* DIRECTIONS
Return every line of the records below word for word, leaving out the pictures.

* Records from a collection
-.-.-

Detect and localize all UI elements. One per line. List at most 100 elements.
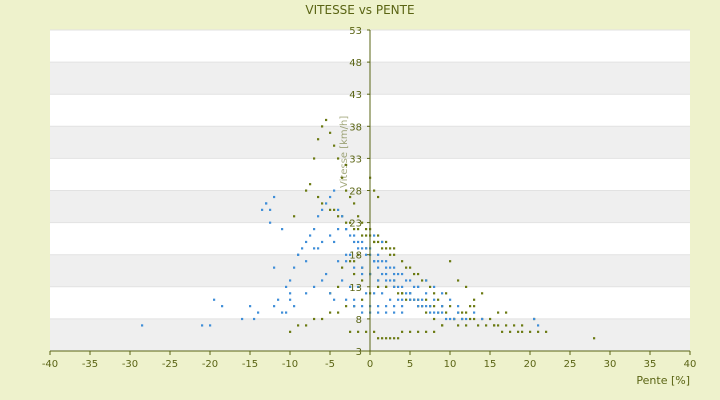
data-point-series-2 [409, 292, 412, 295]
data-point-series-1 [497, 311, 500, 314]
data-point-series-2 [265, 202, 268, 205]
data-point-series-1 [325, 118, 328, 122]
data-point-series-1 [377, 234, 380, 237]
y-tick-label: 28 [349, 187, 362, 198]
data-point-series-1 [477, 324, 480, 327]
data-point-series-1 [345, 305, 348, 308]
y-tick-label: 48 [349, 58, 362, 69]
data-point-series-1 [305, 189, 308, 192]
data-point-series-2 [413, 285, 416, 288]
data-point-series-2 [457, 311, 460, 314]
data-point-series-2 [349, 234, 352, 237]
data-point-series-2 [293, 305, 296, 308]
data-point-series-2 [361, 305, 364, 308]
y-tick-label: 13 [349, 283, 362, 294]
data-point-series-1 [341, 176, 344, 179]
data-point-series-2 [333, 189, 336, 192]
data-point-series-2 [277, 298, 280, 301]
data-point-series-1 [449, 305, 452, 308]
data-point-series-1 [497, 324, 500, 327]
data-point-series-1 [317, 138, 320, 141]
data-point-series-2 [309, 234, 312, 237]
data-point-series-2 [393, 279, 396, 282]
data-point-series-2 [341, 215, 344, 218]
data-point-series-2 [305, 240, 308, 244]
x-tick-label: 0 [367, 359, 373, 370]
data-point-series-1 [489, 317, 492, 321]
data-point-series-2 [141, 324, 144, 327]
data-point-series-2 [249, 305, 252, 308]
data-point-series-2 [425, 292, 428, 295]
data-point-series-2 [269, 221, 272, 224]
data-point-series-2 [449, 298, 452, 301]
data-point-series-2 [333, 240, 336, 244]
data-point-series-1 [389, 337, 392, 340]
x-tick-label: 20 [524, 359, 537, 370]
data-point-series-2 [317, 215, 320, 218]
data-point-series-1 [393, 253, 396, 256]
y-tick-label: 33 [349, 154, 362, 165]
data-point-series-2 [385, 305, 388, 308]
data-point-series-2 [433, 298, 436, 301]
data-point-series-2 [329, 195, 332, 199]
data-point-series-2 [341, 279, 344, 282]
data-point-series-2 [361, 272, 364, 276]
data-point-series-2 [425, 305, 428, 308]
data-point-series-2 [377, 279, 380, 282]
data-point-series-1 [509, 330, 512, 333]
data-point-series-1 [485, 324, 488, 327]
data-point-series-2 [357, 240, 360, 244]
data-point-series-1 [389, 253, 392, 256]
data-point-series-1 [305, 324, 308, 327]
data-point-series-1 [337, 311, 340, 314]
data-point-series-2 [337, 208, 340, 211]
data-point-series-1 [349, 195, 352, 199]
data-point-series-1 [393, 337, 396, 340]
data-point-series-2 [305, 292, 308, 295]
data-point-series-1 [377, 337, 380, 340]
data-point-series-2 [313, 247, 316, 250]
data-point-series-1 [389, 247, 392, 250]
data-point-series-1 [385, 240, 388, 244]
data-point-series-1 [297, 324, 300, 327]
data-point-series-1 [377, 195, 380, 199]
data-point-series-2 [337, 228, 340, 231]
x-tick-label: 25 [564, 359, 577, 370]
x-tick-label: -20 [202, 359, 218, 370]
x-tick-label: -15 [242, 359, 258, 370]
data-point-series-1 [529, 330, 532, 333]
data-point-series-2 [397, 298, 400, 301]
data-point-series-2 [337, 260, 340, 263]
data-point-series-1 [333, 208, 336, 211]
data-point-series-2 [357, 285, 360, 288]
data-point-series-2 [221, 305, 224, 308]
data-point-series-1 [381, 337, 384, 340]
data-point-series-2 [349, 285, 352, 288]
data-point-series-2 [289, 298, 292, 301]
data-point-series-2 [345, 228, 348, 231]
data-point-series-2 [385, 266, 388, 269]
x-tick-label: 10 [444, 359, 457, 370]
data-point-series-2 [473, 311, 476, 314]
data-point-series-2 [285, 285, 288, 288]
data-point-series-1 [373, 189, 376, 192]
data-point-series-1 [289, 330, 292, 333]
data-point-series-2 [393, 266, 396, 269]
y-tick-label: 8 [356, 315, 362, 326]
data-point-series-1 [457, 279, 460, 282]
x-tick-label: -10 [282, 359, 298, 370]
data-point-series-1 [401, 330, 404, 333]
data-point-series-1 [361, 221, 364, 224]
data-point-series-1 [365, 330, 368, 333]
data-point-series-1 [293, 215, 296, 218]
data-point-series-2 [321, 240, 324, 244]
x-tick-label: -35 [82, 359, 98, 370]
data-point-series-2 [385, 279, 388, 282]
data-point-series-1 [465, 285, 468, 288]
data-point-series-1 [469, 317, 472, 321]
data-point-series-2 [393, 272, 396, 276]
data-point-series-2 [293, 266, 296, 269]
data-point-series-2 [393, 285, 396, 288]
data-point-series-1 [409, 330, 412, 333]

-.-.-

* FINAL ANSWER
Detect and localize all UI elements. One per line. List at most 100 elements.
data-point-series-2 [409, 292, 412, 295]
data-point-series-1 [497, 311, 500, 314]
data-point-series-2 [265, 202, 268, 205]
data-point-series-1 [325, 118, 328, 122]
data-point-series-1 [377, 234, 380, 237]
y-tick-label: 28 [349, 187, 362, 198]
data-point-series-1 [477, 324, 480, 327]
data-point-series-1 [345, 305, 348, 308]
y-tick-label: 48 [349, 58, 362, 69]
data-point-series-1 [305, 189, 308, 192]
data-point-series-2 [413, 285, 416, 288]
data-point-series-2 [457, 311, 460, 314]
data-point-series-2 [349, 234, 352, 237]
data-point-series-2 [293, 305, 296, 308]
data-point-series-2 [361, 305, 364, 308]
y-tick-label: 13 [349, 283, 362, 294]
data-point-series-1 [341, 176, 344, 179]
data-point-series-2 [333, 189, 336, 192]
data-point-series-2 [277, 298, 280, 301]
data-point-series-1 [449, 305, 452, 308]
data-point-series-1 [497, 324, 500, 327]
data-point-series-1 [317, 138, 320, 141]
data-point-series-2 [309, 234, 312, 237]
data-point-series-2 [393, 279, 396, 282]
data-point-series-2 [341, 215, 344, 218]
data-point-series-2 [305, 240, 308, 244]
x-tick-label: 0 [367, 359, 373, 370]
data-point-series-1 [489, 317, 492, 321]
data-point-series-2 [141, 324, 144, 327]
data-point-series-2 [249, 305, 252, 308]
data-point-series-2 [425, 292, 428, 295]
data-point-series-2 [269, 221, 272, 224]
data-point-series-2 [449, 298, 452, 301]
data-point-series-2 [333, 240, 336, 244]
data-point-series-1 [389, 337, 392, 340]
x-tick-label: 20 [524, 359, 537, 370]
data-point-series-2 [317, 215, 320, 218]
data-point-series-1 [393, 253, 396, 256]
y-tick-label: 33 [349, 154, 362, 165]
data-point-series-2 [385, 305, 388, 308]
data-point-series-2 [433, 298, 436, 301]
data-point-series-2 [329, 195, 332, 199]
data-point-series-2 [341, 279, 344, 282]
data-point-series-2 [361, 272, 364, 276]
data-point-series-2 [425, 305, 428, 308]
data-point-series-2 [377, 279, 380, 282]
data-point-series-1 [509, 330, 512, 333]
data-point-series-1 [485, 324, 488, 327]
data-point-series-2 [357, 240, 360, 244]
data-point-series-1 [389, 253, 392, 256]
data-point-series-1 [305, 324, 308, 327]
data-point-series-1 [337, 311, 340, 314]
data-point-series-2 [337, 208, 340, 211]
data-point-series-1 [349, 195, 352, 199]
data-point-series-1 [393, 337, 396, 340]
data-point-series-2 [305, 292, 308, 295]
data-point-series-1 [377, 337, 380, 340]
data-point-series-2 [313, 247, 316, 250]
data-point-series-1 [389, 247, 392, 250]
data-point-series-1 [385, 240, 388, 244]
data-point-series-1 [297, 324, 300, 327]
data-point-series-1 [377, 195, 380, 199]
data-point-series-2 [337, 228, 340, 231]
x-tick-label: 25 [564, 359, 577, 370]
x-tick-label: -20 [202, 359, 218, 370]
x-tick-label: -15 [242, 359, 258, 370]
data-point-series-1 [529, 330, 532, 333]
data-point-series-2 [397, 298, 400, 301]
data-point-series-2 [337, 260, 340, 263]
data-point-series-1 [333, 208, 336, 211]
data-point-series-2 [357, 285, 360, 288]
data-point-series-2 [221, 305, 224, 308]
data-point-series-1 [381, 337, 384, 340]
data-point-series-2 [349, 285, 352, 288]
data-point-series-2 [289, 298, 292, 301]
data-point-series-2 [345, 228, 348, 231]
data-point-series-2 [385, 266, 388, 269]
x-tick-label: 10 [444, 359, 457, 370]
data-point-series-2 [473, 311, 476, 314]
data-point-series-2 [285, 285, 288, 288]
data-point-series-1 [373, 189, 376, 192]
data-point-series-1 [289, 330, 292, 333]
data-point-series-2 [393, 266, 396, 269]
y-tick-label: 8 [356, 315, 362, 326]
data-point-series-1 [457, 279, 460, 282]
x-tick-label: -10 [282, 359, 298, 370]
data-point-series-1 [401, 330, 404, 333]
data-point-series-1 [361, 221, 364, 224]
data-point-series-1 [365, 330, 368, 333]
data-point-series-1 [293, 215, 296, 218]
data-point-series-2 [321, 240, 324, 244]
x-tick-label: -35 [82, 359, 98, 370]
data-point-series-2 [385, 279, 388, 282]
data-point-series-1 [465, 285, 468, 288]
data-point-series-1 [469, 317, 472, 321]
data-point-series-2 [393, 272, 396, 276]
data-point-series-2 [293, 266, 296, 269]
data-point-series-2 [393, 285, 396, 288]
data-point-series-1 [409, 330, 412, 333]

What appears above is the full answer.